Examine the entries and show every line in which the word "Complete" is found.

▸ **Information shown**:
------------------------------------------------
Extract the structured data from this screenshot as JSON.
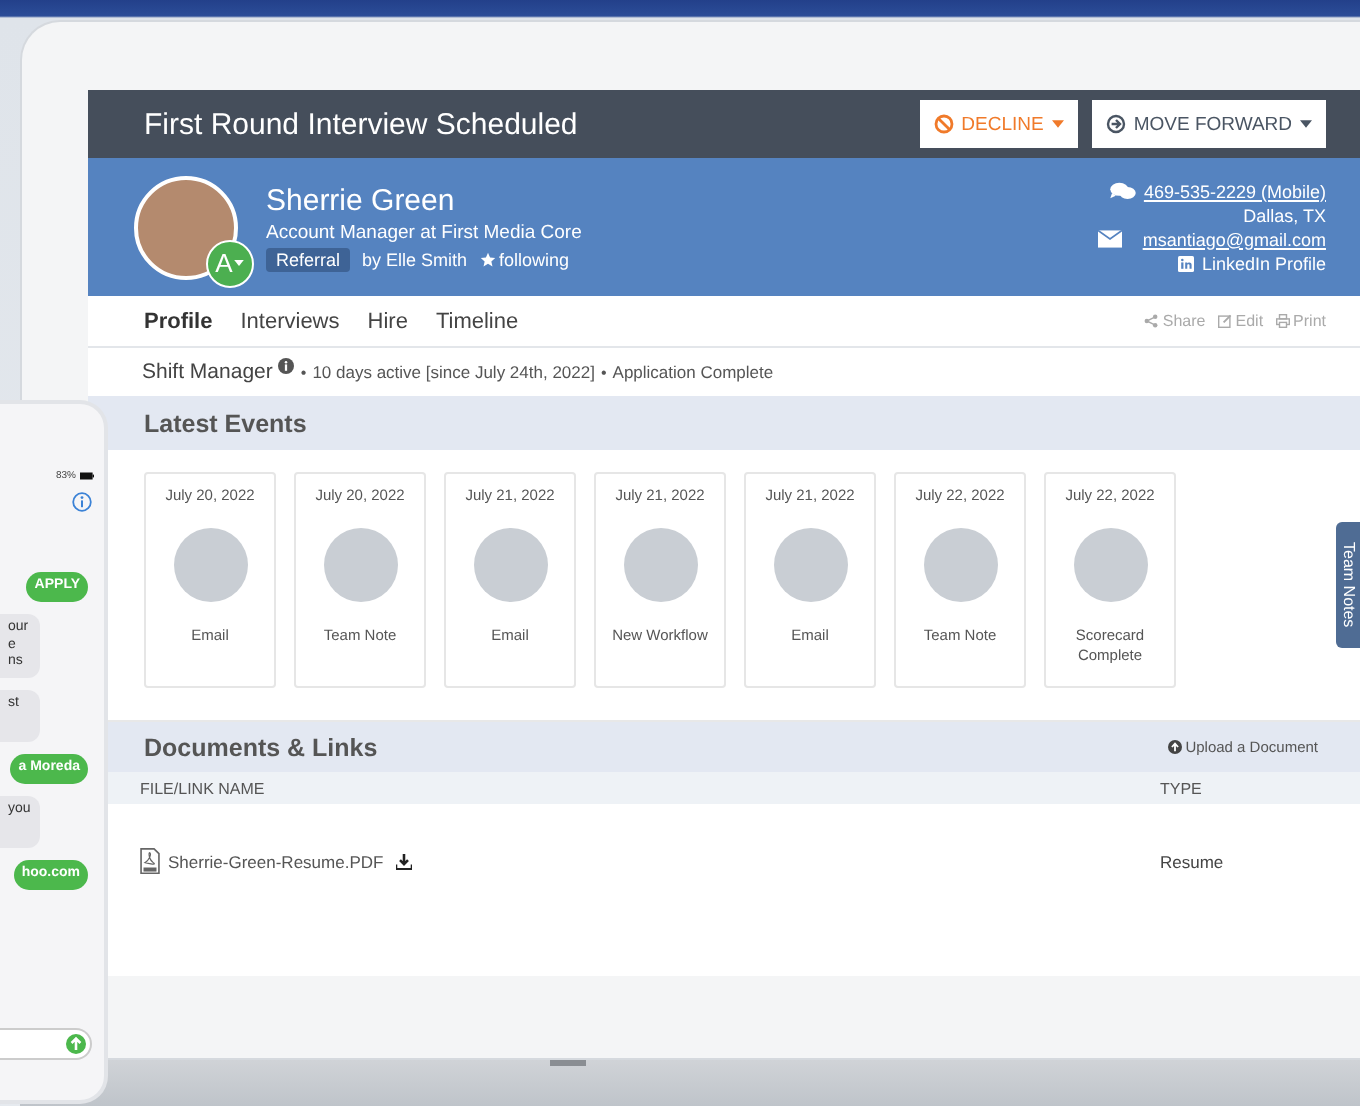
{
  "header": {
    "title": "First Round Interview Scheduled",
    "buttons": [
      {
        "label": "DECLINE",
        "kind": "decline"
      },
      {
        "label": "MOVE FORWARD",
        "kind": "forward"
      }
    ]
  },
  "candidate": {
    "name": "Sherrie Green",
    "title": "Account Manager at First Media Core",
    "grade": "A",
    "source_tag": "Referral",
    "referrer": "by Elle Smith",
    "following": "following",
    "phone": "469-535-2229 (Mobile)",
    "location": "Dallas, TX",
    "email": "msantiago@gmail.com",
    "linkedin": "LinkedIn Profile"
  },
  "tabs": [
    {
      "label": "Profile",
      "selected": true
    },
    {
      "label": "Interviews",
      "selected": false
    },
    {
      "label": "Hire",
      "selected": false
    },
    {
      "label": "Timeline",
      "selected": false
    }
  ],
  "actions": [
    {
      "label": "Share",
      "kind": "share"
    },
    {
      "label": "Edit",
      "kind": "edit"
    },
    {
      "label": "Print",
      "kind": "print"
    }
  ],
  "summary": {
    "separators": [
      "•",
      "•"
    ],
    "position": "Shift Manager",
    "active": "10 days active [since July 24th, 2022]",
    "status": "Application Complete"
  },
  "events": {
    "title": "Latest Events",
    "items": [
      {
        "date": "July 20, 2022",
        "label": "Email"
      },
      {
        "date": "July 20, 2022",
        "label": "Team Note"
      },
      {
        "date": "July 21, 2022",
        "label": "Email"
      },
      {
        "date": "July 21, 2022",
        "label": "New Workflow"
      },
      {
        "date": "July 21, 2022",
        "label": "Email"
      },
      {
        "date": "July 22, 2022",
        "label": "Team Note"
      },
      {
        "date": "July 22, 2022",
        "label": "Scorecard Complete"
      }
    ]
  },
  "documents": {
    "title": "Documents & Links",
    "upload": "Upload a Document",
    "columns": [
      "FILE/LINK NAME",
      "TYPE"
    ],
    "rows": [
      {
        "name": "Sherrie-Green-Resume.PDF",
        "type": "Resume"
      }
    ]
  },
  "side_tab": "Team Notes",
  "phone": {
    "battery": "83%",
    "messages": [
      {
        "kind": "sent",
        "lines": [
          "APPLY"
        ]
      },
      {
        "kind": "received",
        "lines": [
          "our",
          "e",
          "ns"
        ]
      },
      {
        "kind": "received",
        "lines": [
          "st"
        ]
      },
      {
        "kind": "sent",
        "lines": [
          "a Moreda"
        ]
      },
      {
        "kind": "received",
        "lines": [
          "you"
        ]
      },
      {
        "kind": "sent",
        "lines": [
          "hoo.com"
        ]
      }
    ]
  }
}
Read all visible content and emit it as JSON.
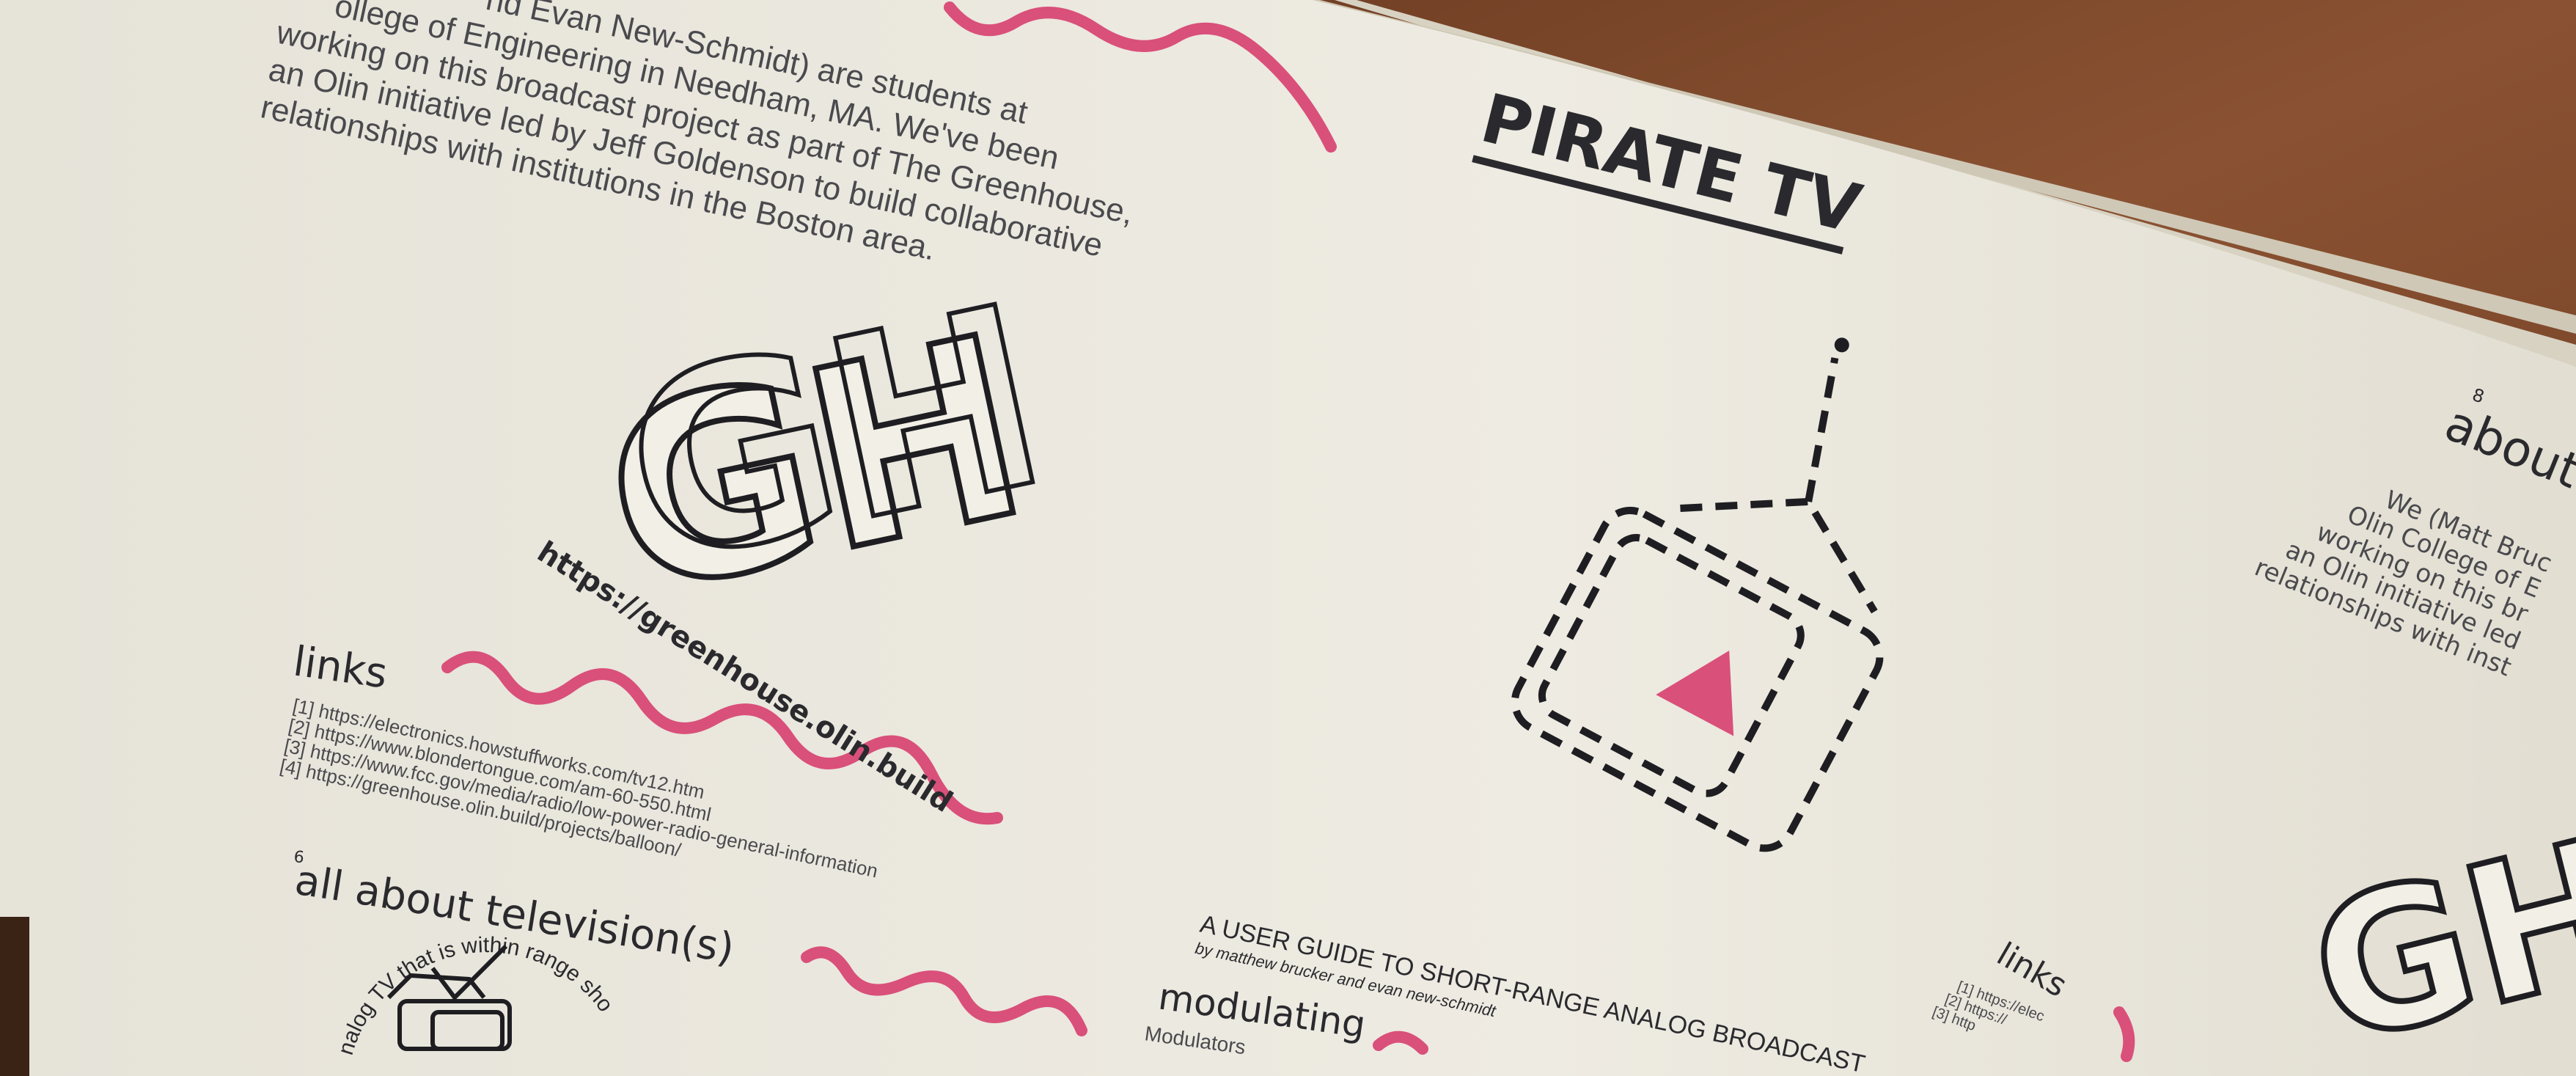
------------------------------------------------
▸ **The output**:
    "status": "Application Complete"
        "label": "Scorecard Complete"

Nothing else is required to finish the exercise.